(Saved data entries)
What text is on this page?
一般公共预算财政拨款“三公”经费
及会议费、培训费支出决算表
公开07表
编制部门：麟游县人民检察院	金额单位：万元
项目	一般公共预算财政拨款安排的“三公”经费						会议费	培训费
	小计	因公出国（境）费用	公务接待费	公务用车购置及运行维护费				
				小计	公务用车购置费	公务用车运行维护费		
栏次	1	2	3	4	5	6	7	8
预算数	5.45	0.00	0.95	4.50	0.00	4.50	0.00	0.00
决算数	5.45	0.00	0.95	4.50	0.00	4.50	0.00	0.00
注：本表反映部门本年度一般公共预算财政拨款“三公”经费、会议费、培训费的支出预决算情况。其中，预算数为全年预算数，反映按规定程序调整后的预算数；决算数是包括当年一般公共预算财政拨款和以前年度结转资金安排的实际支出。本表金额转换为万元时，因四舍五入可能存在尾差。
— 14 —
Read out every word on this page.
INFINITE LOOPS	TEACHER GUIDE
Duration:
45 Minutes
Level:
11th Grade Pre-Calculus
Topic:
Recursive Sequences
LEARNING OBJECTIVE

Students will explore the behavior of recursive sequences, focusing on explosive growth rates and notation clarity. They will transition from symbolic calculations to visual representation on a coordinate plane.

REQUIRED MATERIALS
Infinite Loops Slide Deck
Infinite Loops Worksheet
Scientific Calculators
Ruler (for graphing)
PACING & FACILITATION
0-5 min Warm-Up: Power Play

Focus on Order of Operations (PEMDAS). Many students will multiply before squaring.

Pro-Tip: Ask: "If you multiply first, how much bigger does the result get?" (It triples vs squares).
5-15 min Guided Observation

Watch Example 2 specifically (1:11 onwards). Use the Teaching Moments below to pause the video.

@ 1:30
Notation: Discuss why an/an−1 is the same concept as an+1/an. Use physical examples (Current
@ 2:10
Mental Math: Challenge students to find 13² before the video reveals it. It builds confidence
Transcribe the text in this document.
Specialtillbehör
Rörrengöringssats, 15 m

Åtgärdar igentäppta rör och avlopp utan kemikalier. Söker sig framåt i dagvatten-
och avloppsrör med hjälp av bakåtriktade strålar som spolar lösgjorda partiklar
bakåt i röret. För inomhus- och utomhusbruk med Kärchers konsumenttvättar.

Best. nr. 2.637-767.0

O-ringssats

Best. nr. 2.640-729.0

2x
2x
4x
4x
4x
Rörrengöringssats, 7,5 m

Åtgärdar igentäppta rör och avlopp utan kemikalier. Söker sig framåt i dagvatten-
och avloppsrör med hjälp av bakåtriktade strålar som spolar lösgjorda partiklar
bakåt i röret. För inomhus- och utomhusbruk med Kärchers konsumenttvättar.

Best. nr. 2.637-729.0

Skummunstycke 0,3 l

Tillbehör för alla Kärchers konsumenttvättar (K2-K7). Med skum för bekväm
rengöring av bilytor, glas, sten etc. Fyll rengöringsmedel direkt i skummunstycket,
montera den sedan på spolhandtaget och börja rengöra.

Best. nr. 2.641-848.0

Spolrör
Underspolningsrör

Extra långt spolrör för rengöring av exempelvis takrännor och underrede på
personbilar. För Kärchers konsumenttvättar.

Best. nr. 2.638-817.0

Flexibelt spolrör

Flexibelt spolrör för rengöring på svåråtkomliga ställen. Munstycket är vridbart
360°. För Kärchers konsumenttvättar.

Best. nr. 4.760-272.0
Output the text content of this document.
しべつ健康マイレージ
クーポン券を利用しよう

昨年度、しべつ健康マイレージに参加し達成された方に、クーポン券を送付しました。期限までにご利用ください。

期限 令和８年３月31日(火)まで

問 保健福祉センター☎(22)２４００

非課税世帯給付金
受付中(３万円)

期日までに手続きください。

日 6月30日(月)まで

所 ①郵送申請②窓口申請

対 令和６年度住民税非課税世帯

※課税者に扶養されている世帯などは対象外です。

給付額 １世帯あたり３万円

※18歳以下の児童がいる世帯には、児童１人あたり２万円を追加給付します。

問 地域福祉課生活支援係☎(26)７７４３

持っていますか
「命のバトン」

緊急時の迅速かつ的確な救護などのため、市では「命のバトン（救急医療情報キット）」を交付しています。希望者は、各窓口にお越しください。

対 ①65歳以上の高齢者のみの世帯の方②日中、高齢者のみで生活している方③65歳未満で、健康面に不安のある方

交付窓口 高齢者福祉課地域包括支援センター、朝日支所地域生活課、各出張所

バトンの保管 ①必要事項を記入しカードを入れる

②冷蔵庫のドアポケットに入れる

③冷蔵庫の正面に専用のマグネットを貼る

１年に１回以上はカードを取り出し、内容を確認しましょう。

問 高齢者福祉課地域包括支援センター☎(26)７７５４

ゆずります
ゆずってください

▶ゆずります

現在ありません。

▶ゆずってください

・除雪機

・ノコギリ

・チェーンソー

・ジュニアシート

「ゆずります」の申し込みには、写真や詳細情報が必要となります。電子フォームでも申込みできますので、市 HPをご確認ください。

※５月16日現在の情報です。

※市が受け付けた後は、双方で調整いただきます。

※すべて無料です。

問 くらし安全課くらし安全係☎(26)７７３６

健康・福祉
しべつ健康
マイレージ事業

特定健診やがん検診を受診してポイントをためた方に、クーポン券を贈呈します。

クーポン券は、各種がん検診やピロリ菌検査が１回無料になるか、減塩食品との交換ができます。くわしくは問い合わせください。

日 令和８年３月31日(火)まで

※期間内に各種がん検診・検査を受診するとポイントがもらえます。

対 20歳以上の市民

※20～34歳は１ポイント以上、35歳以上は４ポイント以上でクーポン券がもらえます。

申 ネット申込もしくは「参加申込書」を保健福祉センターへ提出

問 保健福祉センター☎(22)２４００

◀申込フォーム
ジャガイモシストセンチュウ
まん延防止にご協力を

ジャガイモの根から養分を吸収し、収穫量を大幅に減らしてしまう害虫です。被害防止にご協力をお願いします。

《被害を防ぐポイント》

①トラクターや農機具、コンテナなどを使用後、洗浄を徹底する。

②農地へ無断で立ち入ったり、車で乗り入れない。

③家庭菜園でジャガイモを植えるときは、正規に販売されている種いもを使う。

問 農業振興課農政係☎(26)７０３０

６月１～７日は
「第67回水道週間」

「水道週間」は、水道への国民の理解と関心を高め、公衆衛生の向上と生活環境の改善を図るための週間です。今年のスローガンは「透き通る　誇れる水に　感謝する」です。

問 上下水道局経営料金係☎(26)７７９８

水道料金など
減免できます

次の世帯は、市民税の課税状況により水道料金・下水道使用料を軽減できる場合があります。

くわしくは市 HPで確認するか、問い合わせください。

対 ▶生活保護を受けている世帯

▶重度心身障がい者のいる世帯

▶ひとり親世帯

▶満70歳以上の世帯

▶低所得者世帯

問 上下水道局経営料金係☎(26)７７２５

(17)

Prompt -> Determine the count of lines in the data above with the string "ゆずります" in them, and give that count alone.

Solved exercise -> 3